**Stated problem A**. In the Christmas passage, repeat the text between "But the weather" and "petrifying to handle.", inclusive.

**Passage**.
--- Begin ---

Christmas itself was a warming time, with so many friendly faces and messages of good cheer I never noticed the weather. We worked on Christmas Eve, had Christmas Day clear, and were at work by eight thirty on Boxing Day morning. We spent the morning in the East End doing postmortems, then lunched at Simpson’s-in-the-Strand, then did one case at Hammersmith. Then CKS returned to his family, I had a lively Boxing Day tea with mine, and in the evening went to the ballet.
But the weather which followed Christmas was very cold and raw. The mortuaries with their stone floors, tiled walls, refrigerators, and constantly opening and shutting doors can best be left to the imagination. I became numb as I sat shivering at my typewriter, and Dr. Simpson had to have very hot basins of water to dip his hands in as he worked, for the bodies, brought out from the refrigerators, were petrifying to handle.

--- End ---

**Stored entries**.
--- Begin ---

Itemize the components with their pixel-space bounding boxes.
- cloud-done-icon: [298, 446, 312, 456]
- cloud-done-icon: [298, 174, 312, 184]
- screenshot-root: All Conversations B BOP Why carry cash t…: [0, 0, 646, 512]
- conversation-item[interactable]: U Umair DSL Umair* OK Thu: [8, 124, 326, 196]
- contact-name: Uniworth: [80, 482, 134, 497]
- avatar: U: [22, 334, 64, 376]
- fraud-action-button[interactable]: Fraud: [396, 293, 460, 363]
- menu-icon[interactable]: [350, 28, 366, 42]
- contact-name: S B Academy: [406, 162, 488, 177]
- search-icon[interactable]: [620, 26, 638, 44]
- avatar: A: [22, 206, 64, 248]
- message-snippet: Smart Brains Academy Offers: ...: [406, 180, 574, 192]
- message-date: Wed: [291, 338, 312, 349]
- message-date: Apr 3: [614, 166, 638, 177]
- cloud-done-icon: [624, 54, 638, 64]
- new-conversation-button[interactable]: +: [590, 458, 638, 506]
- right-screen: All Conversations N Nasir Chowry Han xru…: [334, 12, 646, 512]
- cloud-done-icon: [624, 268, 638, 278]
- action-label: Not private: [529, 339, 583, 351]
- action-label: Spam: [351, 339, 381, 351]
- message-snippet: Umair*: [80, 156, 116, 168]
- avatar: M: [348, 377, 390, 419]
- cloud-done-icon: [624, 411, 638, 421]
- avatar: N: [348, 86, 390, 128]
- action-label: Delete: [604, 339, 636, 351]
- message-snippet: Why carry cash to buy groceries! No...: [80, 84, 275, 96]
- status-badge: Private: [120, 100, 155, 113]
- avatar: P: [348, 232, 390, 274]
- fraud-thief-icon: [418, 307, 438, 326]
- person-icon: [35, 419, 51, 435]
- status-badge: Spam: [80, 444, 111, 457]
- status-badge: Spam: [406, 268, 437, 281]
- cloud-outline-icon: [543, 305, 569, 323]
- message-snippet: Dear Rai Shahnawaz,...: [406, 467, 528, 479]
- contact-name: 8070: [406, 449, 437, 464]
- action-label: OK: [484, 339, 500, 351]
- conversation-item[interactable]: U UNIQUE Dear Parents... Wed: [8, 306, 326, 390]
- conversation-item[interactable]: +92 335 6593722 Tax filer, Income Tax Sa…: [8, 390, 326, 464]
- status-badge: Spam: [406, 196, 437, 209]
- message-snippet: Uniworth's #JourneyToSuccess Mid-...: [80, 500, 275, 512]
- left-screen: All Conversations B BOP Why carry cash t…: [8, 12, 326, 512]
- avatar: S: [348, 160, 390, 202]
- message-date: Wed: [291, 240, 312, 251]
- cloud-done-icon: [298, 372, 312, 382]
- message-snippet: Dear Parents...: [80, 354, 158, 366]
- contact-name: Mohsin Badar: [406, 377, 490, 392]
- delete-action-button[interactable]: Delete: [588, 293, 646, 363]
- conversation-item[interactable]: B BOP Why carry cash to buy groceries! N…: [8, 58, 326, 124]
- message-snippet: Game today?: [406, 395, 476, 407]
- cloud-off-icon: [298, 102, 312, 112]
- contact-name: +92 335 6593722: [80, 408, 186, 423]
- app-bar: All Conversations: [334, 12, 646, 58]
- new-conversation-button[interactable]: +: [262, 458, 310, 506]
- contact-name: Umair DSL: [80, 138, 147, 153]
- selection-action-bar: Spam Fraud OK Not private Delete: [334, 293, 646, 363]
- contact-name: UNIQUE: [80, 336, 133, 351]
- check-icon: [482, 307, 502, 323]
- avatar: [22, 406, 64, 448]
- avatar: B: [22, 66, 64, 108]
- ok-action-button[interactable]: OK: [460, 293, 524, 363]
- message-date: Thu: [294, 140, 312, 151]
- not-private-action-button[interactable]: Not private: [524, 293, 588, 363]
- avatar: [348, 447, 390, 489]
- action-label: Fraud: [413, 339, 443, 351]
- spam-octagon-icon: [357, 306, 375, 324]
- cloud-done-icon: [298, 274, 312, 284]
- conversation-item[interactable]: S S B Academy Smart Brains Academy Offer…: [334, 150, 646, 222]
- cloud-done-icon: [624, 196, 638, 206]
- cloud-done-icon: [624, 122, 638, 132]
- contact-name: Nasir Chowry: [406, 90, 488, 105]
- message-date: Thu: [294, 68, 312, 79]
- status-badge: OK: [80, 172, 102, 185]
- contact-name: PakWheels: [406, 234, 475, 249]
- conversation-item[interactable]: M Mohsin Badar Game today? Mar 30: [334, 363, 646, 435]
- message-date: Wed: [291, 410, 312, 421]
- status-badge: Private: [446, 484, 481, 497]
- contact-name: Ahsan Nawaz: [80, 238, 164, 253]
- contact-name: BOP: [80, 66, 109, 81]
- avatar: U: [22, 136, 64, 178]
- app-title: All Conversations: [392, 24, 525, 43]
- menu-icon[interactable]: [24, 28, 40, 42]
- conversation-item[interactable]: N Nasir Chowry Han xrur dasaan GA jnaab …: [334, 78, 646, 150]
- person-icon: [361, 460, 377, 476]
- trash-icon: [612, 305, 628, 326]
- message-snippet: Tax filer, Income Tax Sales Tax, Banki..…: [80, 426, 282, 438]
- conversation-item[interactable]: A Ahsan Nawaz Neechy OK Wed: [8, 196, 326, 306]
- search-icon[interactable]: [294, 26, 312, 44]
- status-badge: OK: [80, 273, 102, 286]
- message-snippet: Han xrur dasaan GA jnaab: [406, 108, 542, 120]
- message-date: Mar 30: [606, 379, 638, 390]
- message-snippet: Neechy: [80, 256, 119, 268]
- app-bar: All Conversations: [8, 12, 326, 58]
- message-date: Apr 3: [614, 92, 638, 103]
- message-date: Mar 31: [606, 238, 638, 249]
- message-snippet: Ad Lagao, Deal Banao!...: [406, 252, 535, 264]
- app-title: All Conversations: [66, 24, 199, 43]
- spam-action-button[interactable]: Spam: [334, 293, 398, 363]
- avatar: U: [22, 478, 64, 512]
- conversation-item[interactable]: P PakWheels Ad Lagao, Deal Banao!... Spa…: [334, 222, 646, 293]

--- End ---

**Stated problem B**. Reproduce the rows between the first line and the line holding "- avatar: A: [22, 206, 64, 248]", inclusive, with no change.

**Exercise solution A**.
But the weather which followed Christmas was very cold and raw. The mortuaries with their stone floors, tiled walls, refrigerators, and constantly opening and shutting doors can best be left to the imagination. I became numb as I sat shivering at my typewriter, and Dr. Simpson had to have very hot basins of water to dip his hands in as he worked, for the bodies, brought out from the refrigerators, were petrifying to handle.

**Exercise solution B**.
Itemize the components with their pixel-space bounding boxes.
- cloud-done-icon: [298, 446, 312, 456]
- cloud-done-icon: [298, 174, 312, 184]
- screenshot-root: All Conversations B BOP Why carry cash t…: [0, 0, 646, 512]
- conversation-item[interactable]: U Umair DSL Umair* OK Thu: [8, 124, 326, 196]
- contact-name: Uniworth: [80, 482, 134, 497]
- avatar: U: [22, 334, 64, 376]
- fraud-action-button[interactable]: Fraud: [396, 293, 460, 363]
- menu-icon[interactable]: [350, 28, 366, 42]
- contact-name: S B Academy: [406, 162, 488, 177]
- search-icon[interactable]: [620, 26, 638, 44]
- avatar: A: [22, 206, 64, 248]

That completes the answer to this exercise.